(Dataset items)
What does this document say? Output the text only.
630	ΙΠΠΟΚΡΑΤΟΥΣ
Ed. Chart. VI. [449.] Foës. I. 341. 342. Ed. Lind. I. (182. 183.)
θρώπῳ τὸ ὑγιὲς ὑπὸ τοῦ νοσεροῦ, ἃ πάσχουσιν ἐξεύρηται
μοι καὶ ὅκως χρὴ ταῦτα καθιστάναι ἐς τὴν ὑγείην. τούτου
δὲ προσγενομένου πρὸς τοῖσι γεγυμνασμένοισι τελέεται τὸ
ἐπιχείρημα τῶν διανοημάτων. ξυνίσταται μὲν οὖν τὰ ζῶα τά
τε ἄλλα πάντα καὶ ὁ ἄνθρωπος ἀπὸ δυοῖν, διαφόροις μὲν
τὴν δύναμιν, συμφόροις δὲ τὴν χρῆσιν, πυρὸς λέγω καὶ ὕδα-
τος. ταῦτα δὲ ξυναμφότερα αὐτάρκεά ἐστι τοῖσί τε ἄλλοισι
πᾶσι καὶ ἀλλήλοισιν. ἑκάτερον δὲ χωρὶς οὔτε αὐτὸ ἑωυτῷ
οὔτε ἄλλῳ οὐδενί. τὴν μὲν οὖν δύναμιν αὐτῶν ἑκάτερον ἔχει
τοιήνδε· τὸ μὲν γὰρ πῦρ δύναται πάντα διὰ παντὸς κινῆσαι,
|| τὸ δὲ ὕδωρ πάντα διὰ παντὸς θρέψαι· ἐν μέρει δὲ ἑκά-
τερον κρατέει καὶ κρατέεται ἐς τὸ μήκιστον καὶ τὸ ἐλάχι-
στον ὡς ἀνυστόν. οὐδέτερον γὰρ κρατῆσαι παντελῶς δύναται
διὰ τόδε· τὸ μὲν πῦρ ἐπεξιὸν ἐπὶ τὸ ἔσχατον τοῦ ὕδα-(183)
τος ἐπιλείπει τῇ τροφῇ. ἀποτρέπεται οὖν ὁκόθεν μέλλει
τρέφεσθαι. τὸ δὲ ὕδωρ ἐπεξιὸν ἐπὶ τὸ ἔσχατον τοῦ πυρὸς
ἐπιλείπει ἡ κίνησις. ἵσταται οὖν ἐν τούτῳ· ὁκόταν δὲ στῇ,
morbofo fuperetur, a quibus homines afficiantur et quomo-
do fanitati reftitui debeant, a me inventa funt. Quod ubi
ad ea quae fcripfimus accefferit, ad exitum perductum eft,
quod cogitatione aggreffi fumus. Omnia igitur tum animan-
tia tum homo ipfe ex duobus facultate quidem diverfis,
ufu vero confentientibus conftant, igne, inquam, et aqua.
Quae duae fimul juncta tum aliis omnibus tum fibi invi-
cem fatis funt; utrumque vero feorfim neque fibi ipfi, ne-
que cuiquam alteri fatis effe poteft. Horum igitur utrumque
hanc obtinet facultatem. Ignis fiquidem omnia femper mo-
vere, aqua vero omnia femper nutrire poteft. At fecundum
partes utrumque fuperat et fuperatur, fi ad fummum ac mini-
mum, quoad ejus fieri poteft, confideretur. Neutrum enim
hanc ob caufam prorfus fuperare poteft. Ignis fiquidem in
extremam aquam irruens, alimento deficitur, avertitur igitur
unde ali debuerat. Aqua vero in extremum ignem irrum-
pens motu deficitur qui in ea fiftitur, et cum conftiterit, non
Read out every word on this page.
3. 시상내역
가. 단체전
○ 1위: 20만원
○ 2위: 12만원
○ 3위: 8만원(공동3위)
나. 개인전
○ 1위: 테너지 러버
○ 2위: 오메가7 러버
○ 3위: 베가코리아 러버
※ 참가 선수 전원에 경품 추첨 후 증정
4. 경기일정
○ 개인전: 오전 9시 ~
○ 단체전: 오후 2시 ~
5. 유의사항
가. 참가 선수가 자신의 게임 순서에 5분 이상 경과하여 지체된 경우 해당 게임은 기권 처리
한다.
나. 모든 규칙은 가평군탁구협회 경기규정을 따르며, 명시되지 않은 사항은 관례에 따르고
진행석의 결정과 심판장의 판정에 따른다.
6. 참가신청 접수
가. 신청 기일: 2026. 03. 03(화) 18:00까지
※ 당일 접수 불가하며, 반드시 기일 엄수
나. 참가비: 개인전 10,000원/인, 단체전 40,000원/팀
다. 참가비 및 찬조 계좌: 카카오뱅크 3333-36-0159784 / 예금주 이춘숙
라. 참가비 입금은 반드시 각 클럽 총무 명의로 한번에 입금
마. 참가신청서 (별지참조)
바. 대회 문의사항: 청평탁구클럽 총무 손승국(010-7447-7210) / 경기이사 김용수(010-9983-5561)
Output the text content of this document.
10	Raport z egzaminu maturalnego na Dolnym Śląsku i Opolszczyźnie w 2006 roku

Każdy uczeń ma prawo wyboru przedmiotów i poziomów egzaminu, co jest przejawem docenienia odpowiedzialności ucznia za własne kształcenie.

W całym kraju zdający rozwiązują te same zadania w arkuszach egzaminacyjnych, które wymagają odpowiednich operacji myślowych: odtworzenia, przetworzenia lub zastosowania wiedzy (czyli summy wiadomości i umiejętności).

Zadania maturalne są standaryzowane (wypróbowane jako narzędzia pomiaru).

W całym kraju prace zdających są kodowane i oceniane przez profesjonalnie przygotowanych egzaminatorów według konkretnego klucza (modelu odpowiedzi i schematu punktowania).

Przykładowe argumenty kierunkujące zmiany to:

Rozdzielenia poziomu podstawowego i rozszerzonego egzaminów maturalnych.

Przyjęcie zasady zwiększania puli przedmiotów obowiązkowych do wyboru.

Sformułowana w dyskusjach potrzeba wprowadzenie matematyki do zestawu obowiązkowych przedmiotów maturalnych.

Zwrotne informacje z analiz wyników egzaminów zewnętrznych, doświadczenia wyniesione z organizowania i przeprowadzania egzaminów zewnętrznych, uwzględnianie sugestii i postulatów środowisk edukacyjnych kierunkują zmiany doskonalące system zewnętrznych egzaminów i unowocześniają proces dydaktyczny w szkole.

PROMPT
Return the lines above exactly, keeping every word.

SOLUTION TO THIS PROBLEM
What does this document say? Output the text only.
630	ΙΠΠΟΚΡΑΤΟΥΣ
Ed. Chart. VI. [449.] Foës. I. 341. 342. Ed. Lind. I. (182. 183.)
θρώπῳ τὸ ὑγιὲς ὑπὸ τοῦ νοσεροῦ, ἃ πάσχουσιν ἐξεύρηται
μοι καὶ ὅκως χρὴ ταῦτα καθιστάναι ἐς τὴν ὑγείην. τούτου
δὲ προσγενομένου πρὸς τοῖσι γεγυμνασμένοισι τελέεται τὸ
ἐπιχείρημα τῶν διανοημάτων. ξυνίσταται μὲν οὖν τὰ ζῶα τά
τε ἄλλα πάντα καὶ ὁ ἄνθρωπος ἀπὸ δυοῖν, διαφόροις μὲν
τὴν δύναμιν, συμφόροις δὲ τὴν χρῆσιν, πυρὸς λέγω καὶ ὕδα-
τος. ταῦτα δὲ ξυναμφότερα αὐτάρκεά ἐστι τοῖσί τε ἄλλοισι
πᾶσι καὶ ἀλλήλοισιν. ἑκάτερον δὲ χωρὶς οὔτε αὐτὸ ἑωυτῷ
οὔτε ἄλλῳ οὐδενί. τὴν μὲν οὖν δύναμιν αὐτῶν ἑκάτερον ἔχει
τοιήνδε· τὸ μὲν γὰρ πῦρ δύναται πάντα διὰ παντὸς κινῆσαι,
|| τὸ δὲ ὕδωρ πάντα διὰ παντὸς θρέψαι· ἐν μέρει δὲ ἑκά-
τερον κρατέει καὶ κρατέεται ἐς τὸ μήκιστον καὶ τὸ ἐλάχι-
στον ὡς ἀνυστόν. οὐδέτερον γὰρ κρατῆσαι παντελῶς δύναται
διὰ τόδε· τὸ μὲν πῦρ ἐπεξιὸν ἐπὶ τὸ ἔσχατον τοῦ ὕδα-(183)
τος ἐπιλείπει τῇ τροφῇ. ἀποτρέπεται οὖν ὁκόθεν μέλλει
τρέφεσθαι. τὸ δὲ ὕδωρ ἐπεξιὸν ἐπὶ τὸ ἔσχατον τοῦ πυρὸς
ἐπιλείπει ἡ κίνησις. ἵσταται οὖν ἐν τούτῳ· ὁκόταν δὲ στῇ,
morbofo fuperetur, a quibus homines afficiantur et quomo-
do fanitati reftitui debeant, a me inventa funt. Quod ubi
ad ea quae fcripfimus accefferit, ad exitum perductum eft,
quod cogitatione aggreffi fumus. Omnia igitur tum animan-
tia tum homo ipfe ex duobus facultate quidem diverfis,
ufu vero confentientibus conftant, igne, inquam, et aqua.
Quae duae fimul juncta tum aliis omnibus tum fibi invi-
cem fatis funt; utrumque vero feorfim neque fibi ipfi, ne-
que cuiquam alteri fatis effe poteft. Horum igitur utrumque
hanc obtinet facultatem. Ignis fiquidem omnia femper mo-
vere, aqua vero omnia femper nutrire poteft. At fecundum
partes utrumque fuperat et fuperatur, fi ad fummum ac mini-
mum, quoad ejus fieri poteft, confideretur. Neutrum enim
hanc ob caufam prorfus fuperare poteft. Ignis fiquidem in
extremam aquam irruens, alimento deficitur, avertitur igitur
unde ali debuerat. Aqua vero in extremum ignem irrum-
pens motu deficitur qui in ea fiftitur, et cum conftiterit, non
Read out every word on this page.
3. 시상내역
가. 단체전
○ 1위: 20만원
○ 2위: 12만원
○ 3위: 8만원(공동3위)
나. 개인전
○ 1위: 테너지 러버
○ 2위: 오메가7 러버
○ 3위: 베가코리아 러버
※ 참가 선수 전원에 경품 추첨 후 증정
4. 경기일정
○ 개인전: 오전 9시 ~
○ 단체전: 오후 2시 ~
5. 유의사항
가. 참가 선수가 자신의 게임 순서에 5분 이상 경과하여 지체된 경우 해당 게임은 기권 처리
한다.
나. 모든 규칙은 가평군탁구협회 경기규정을 따르며, 명시되지 않은 사항은 관례에 따르고
진행석의 결정과 심판장의 판정에 따른다.
6. 참가신청 접수
가. 신청 기일: 2026. 03. 03(화) 18:00까지
※ 당일 접수 불가하며, 반드시 기일 엄수
나. 참가비: 개인전 10,000원/인, 단체전 40,000원/팀
다. 참가비 및 찬조 계좌: 카카오뱅크 3333-36-0159784 / 예금주 이춘숙
라. 참가비 입금은 반드시 각 클럽 총무 명의로 한번에 입금
마. 참가신청서 (별지참조)
바. 대회 문의사항: 청평탁구클럽 총무 손승국(010-7447-7210) / 경기이사 김용수(010-9983-5561)
Output the text content of this document.
10	Raport z egzaminu maturalnego na Dolnym Śląsku i Opolszczyźnie w 2006 roku

Każdy uczeń ma prawo wyboru przedmiotów i poziomów egzaminu, co jest przejawem docenienia odpowiedzialności ucznia za własne kształcenie.

W całym kraju zdający rozwiązują te same zadania w arkuszach egzaminacyjnych, które wymagają odpowiednich operacji myślowych: odtworzenia, przetworzenia lub zastosowania wiedzy (czyli summy wiadomości i umiejętności).

Zadania maturalne są standaryzowane (wypróbowane jako narzędzia pomiaru).

W całym kraju prace zdających są kodowane i oceniane przez profesjonalnie przygotowanych egzaminatorów według konkretnego klucza (modelu odpowiedzi i schematu punktowania).

Przykładowe argumenty kierunkujące zmiany to:

Rozdzielenia poziomu podstawowego i rozszerzonego egzaminów maturalnych.

Przyjęcie zasady zwiększania puli przedmiotów obowiązkowych do wyboru.

Sformułowana w dyskusjach potrzeba wprowadzenie matematyki do zestawu obowiązkowych przedmiotów maturalnych.

Zwrotne informacje z analiz wyników egzaminów zewnętrznych, doświadczenia wyniesione z organizowania i przeprowadzania egzaminów zewnętrznych, uwzględnianie sugestii i postulatów środowisk edukacyjnych kierunkują zmiany doskonalące system zewnętrznych egzaminów i unowocześniają proces dydaktyczny w szkole.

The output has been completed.